Work instructions:
Pictures in the data below are not part of the copy; transcribe everything else exactly.

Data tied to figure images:
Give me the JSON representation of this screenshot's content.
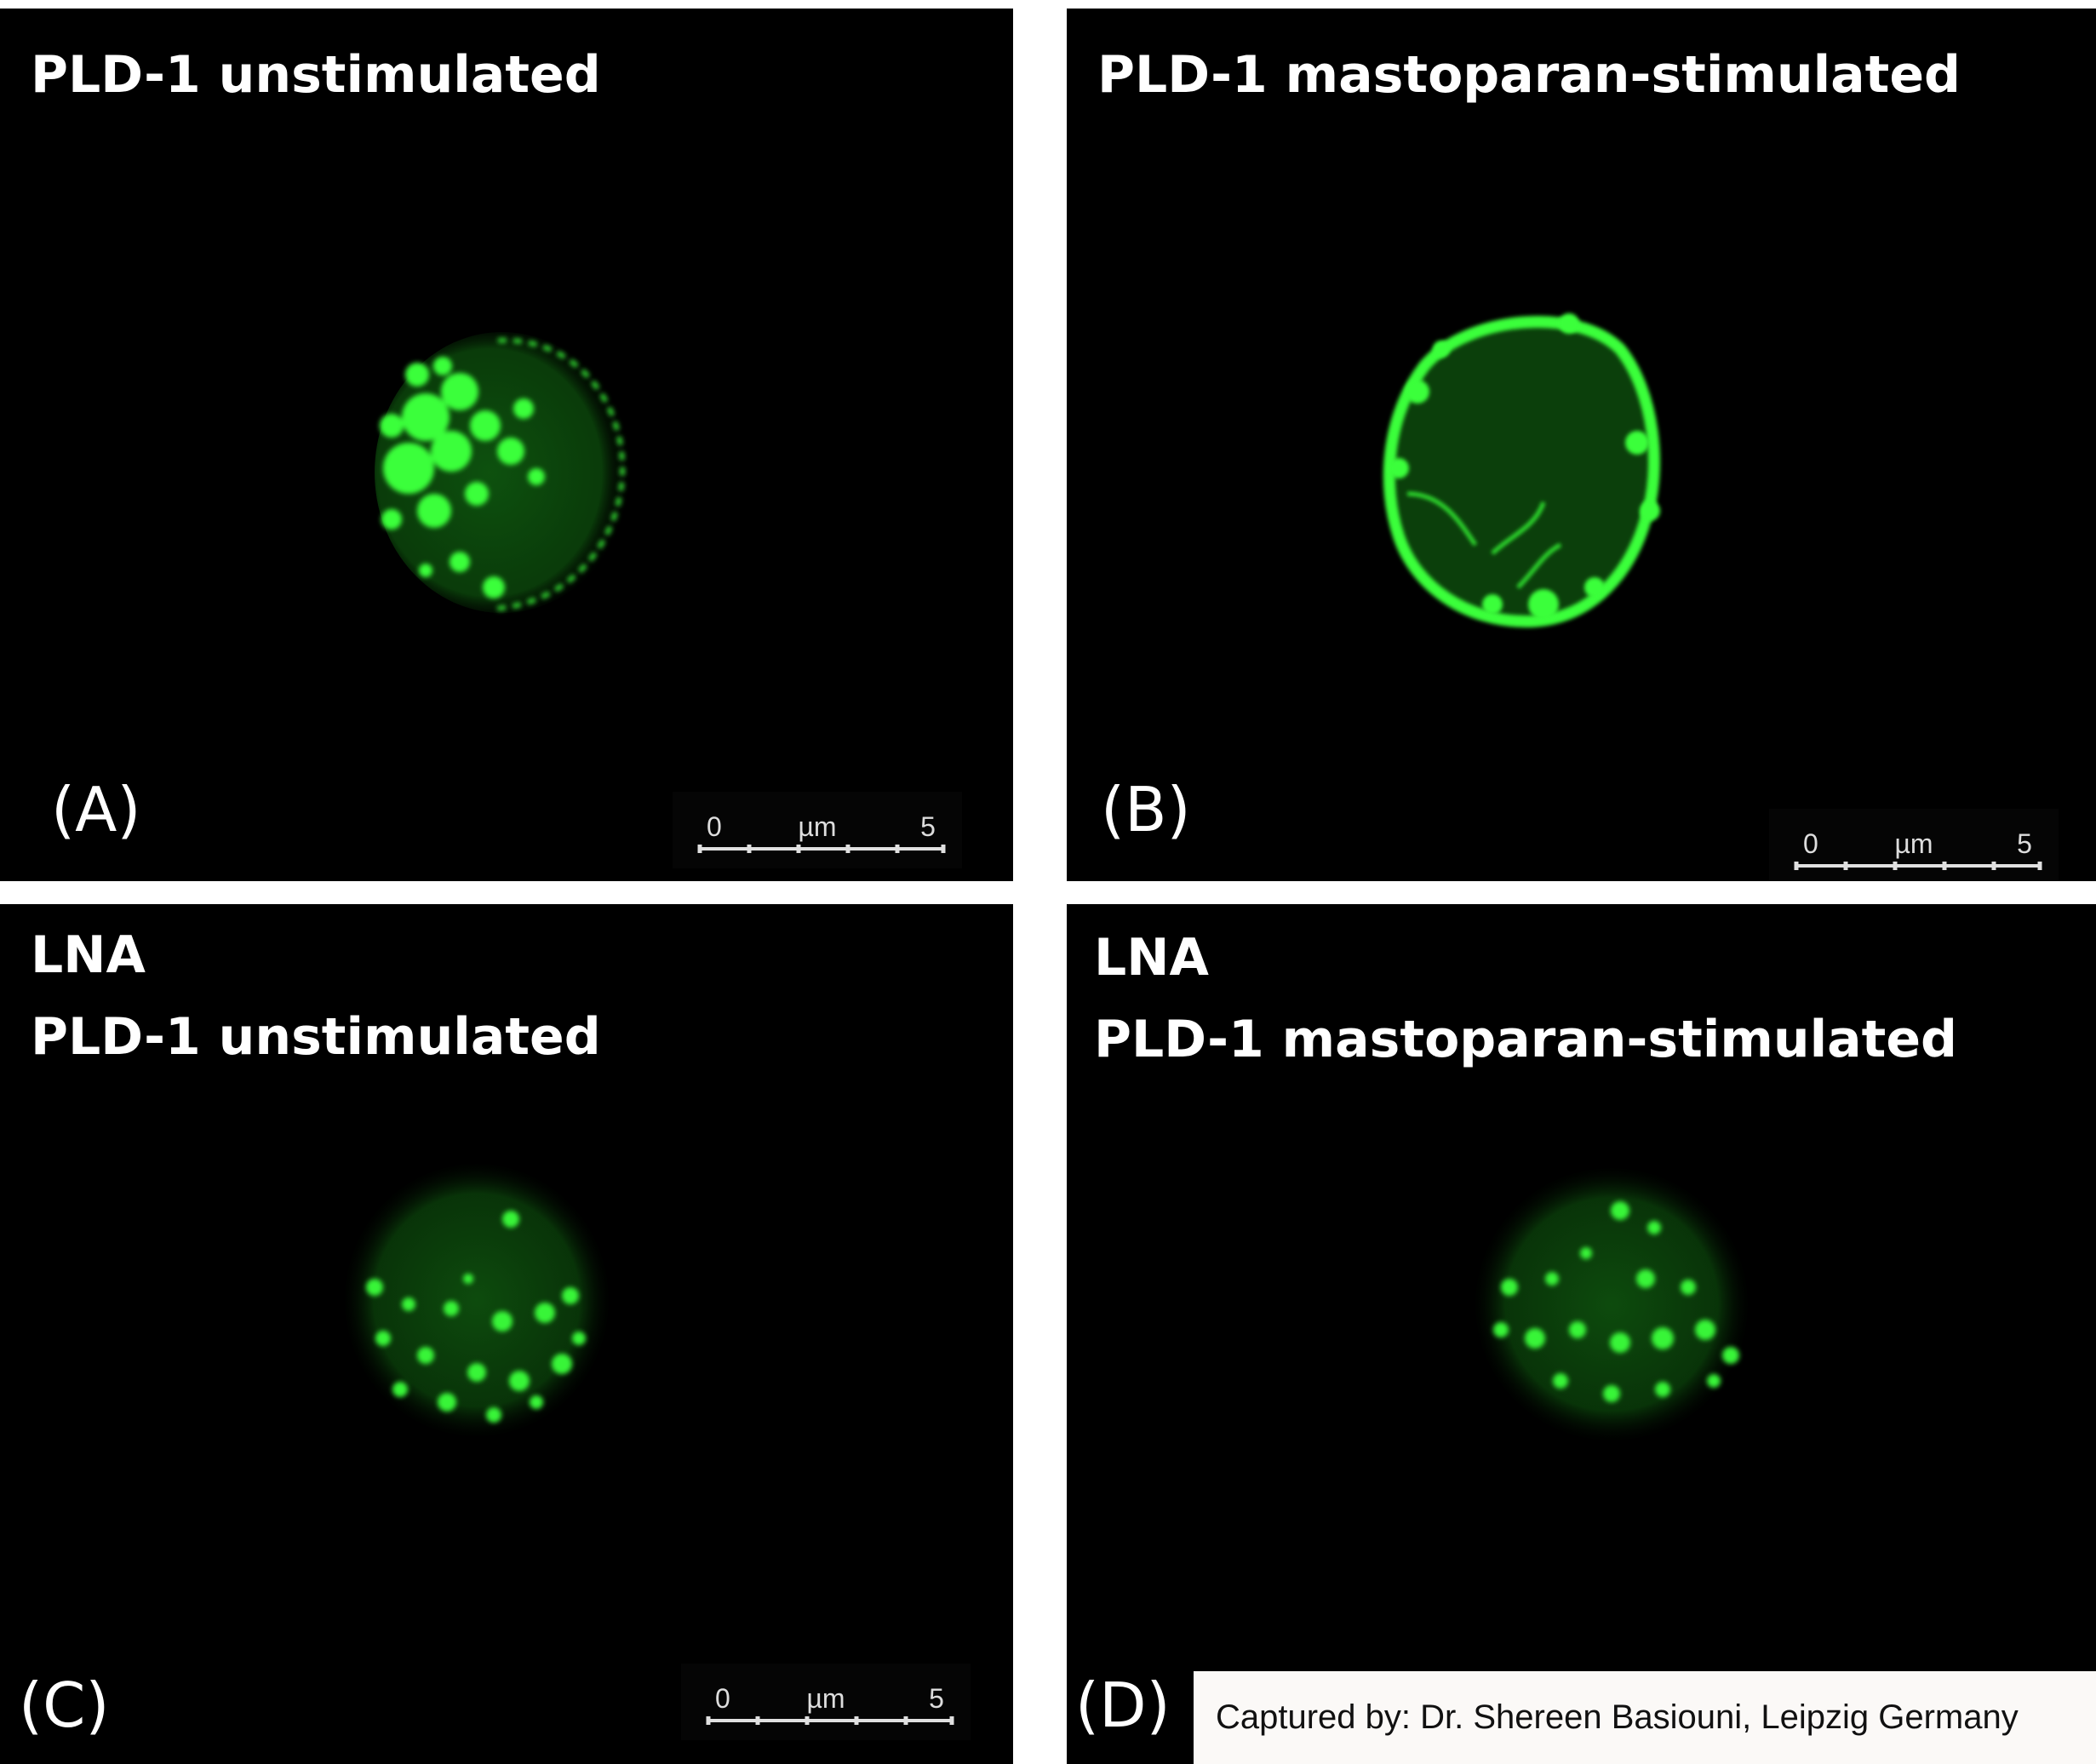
{
  "figure": {
    "panels": [
      {
        "id": "A",
        "letter": "(A)",
        "title_lines": [
          "PLD-1 unstimulated"
        ]
      },
      {
        "id": "B",
        "letter": "(B)",
        "title_lines": [
          "PLD-1  mastoparan-stimulated"
        ]
      },
      {
        "id": "C",
        "letter": "(C)",
        "title_lines": [
          "LNA",
          "PLD-1  unstimulated"
        ]
      },
      {
        "id": "D",
        "letter": "(D)",
        "title_lines": [
          "LNA",
          "PLD-1 mastoparan-stimulated"
        ]
      }
    ],
    "scale_bar": {
      "start": "0",
      "unit": "µm",
      "end": "5"
    },
    "credit": "Captured by: Dr. Shereen Basiouni, Leipzig Germany",
    "colors": {
      "background": "#000000",
      "fluorescence": "#33ff33",
      "text": "#ffffff"
    }
  }
}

Written answer:
Give me the JSON representation of this screenshot's content.
{
  "figure": {
    "panels": [
      {
        "id": "A",
        "letter": "(A)",
        "title_lines": [
          "PLD-1 unstimulated"
        ]
      },
      {
        "id": "B",
        "letter": "(B)",
        "title_lines": [
          "PLD-1  mastoparan-stimulated"
        ]
      },
      {
        "id": "C",
        "letter": "(C)",
        "title_lines": [
          "LNA",
          "PLD-1  unstimulated"
        ]
      },
      {
        "id": "D",
        "letter": "(D)",
        "title_lines": [
          "LNA",
          "PLD-1 mastoparan-stimulated"
        ]
      }
    ],
    "scale_bar": {
      "start": "0",
      "unit": "µm",
      "end": "5"
    },
    "credit": "Captured by: Dr. Shereen Basiouni, Leipzig Germany",
    "colors": {
      "background": "#000000",
      "fluorescence": "#33ff33",
      "text": "#ffffff"
    }
  }
}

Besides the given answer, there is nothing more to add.